* _Short exercise_: Extract every line that contains the word "деятельности".

* _Task input_:
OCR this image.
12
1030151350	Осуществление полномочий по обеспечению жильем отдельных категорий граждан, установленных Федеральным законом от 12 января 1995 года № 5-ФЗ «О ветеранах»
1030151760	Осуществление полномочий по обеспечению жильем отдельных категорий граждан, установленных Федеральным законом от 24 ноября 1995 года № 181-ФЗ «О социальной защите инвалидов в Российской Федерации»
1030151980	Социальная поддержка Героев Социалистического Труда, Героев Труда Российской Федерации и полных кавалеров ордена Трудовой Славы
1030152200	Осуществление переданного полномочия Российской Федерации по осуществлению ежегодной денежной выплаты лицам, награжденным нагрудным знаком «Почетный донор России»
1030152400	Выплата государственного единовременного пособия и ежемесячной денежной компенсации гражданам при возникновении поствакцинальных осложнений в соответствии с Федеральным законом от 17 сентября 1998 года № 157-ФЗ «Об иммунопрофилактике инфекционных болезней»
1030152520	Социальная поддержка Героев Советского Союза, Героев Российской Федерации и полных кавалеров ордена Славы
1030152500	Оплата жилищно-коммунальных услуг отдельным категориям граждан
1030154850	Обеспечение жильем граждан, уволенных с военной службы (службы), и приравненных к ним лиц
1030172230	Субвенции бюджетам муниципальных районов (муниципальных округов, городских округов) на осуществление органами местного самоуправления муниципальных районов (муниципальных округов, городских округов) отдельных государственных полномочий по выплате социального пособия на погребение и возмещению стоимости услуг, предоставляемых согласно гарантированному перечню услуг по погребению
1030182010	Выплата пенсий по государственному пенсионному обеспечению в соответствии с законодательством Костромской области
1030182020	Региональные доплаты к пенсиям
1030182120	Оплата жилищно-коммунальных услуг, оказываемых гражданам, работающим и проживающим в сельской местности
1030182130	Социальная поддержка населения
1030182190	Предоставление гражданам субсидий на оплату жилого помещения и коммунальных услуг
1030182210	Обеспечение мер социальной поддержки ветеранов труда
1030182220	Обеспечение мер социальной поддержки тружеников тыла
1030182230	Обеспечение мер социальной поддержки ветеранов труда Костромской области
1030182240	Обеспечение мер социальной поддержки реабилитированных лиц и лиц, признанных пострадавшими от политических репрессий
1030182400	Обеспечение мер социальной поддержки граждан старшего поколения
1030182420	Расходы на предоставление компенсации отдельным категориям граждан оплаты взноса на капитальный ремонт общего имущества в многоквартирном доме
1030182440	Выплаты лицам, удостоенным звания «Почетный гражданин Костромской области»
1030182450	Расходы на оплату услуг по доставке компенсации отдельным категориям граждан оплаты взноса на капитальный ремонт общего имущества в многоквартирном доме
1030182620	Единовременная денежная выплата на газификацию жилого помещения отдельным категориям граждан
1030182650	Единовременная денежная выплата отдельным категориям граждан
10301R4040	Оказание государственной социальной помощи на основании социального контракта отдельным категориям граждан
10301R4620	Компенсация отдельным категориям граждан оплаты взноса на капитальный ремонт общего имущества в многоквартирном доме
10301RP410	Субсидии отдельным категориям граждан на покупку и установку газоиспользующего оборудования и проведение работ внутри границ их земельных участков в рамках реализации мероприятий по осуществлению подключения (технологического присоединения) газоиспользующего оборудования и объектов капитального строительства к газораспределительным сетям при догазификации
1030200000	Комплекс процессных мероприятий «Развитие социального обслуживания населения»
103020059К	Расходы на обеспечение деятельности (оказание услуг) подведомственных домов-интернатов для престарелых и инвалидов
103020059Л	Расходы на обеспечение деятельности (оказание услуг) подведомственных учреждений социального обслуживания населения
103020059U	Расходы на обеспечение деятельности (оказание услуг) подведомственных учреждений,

* _Answer in full_:
103020059К	Расходы на обеспечение деятельности (оказание услуг) подведомственных домов-интернатов для престарелых и инвалидов
103020059Л	Расходы на обеспечение деятельности (оказание услуг) подведомственных учреждений социального обслуживания населения
103020059U	Расходы на обеспечение деятельности (оказание услуг) подведомственных учреждений,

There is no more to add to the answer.